→ WHAT IS REQUIRED
Leave out any pictures and transcribe all other data below exactly.

→ STORED ROWS
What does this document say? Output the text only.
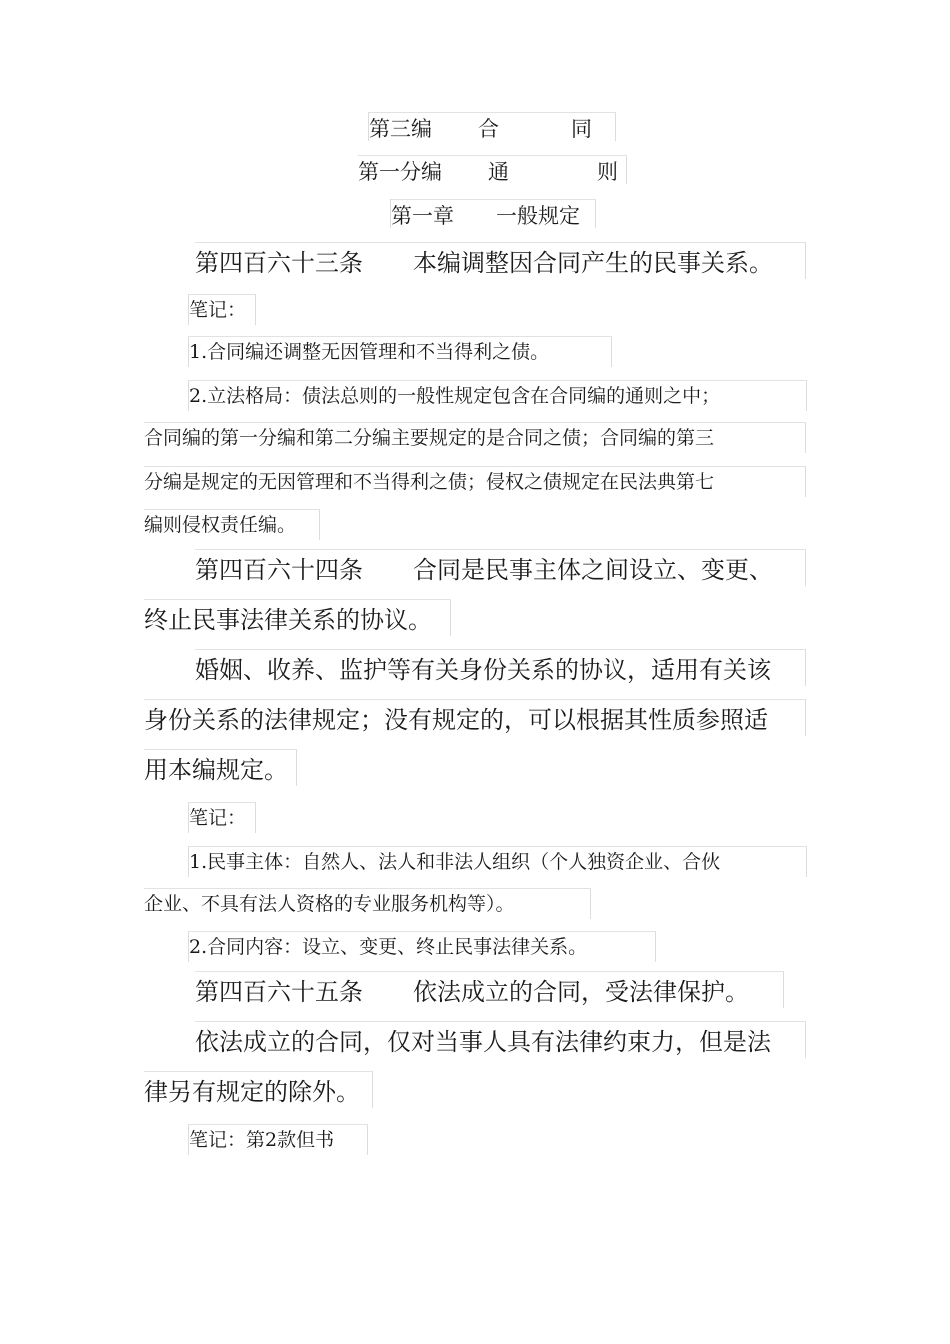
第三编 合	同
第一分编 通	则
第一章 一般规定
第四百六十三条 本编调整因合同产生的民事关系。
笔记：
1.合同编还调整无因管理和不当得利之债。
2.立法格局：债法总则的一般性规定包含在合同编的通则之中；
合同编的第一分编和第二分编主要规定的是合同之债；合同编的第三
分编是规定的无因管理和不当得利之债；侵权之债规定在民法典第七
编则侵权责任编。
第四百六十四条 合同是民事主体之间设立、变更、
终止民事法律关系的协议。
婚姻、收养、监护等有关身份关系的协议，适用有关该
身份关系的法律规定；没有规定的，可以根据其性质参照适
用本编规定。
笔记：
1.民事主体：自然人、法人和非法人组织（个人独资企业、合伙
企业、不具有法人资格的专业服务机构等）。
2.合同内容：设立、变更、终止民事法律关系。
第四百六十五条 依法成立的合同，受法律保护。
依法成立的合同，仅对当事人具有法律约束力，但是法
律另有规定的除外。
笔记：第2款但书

→ TASK OUTPUT
What does this document say? Output the text only.
第三编 合	同
第一分编 通	则
第一章 一般规定
第四百六十三条 本编调整因合同产生的民事关系。
笔记：
1.合同编还调整无因管理和不当得利之债。
2.立法格局：债法总则的一般性规定包含在合同编的通则之中；
合同编的第一分编和第二分编主要规定的是合同之债；合同编的第三
分编是规定的无因管理和不当得利之债；侵权之债规定在民法典第七
编则侵权责任编。
第四百六十四条 合同是民事主体之间设立、变更、
终止民事法律关系的协议。
婚姻、收养、监护等有关身份关系的协议，适用有关该
身份关系的法律规定；没有规定的，可以根据其性质参照适
用本编规定。
笔记：
1.民事主体：自然人、法人和非法人组织（个人独资企业、合伙
企业、不具有法人资格的专业服务机构等）。
2.合同内容：设立、变更、终止民事法律关系。
第四百六十五条 依法成立的合同，受法律保护。
依法成立的合同，仅对当事人具有法律约束力，但是法
律另有规定的除外。
笔记：第2款但书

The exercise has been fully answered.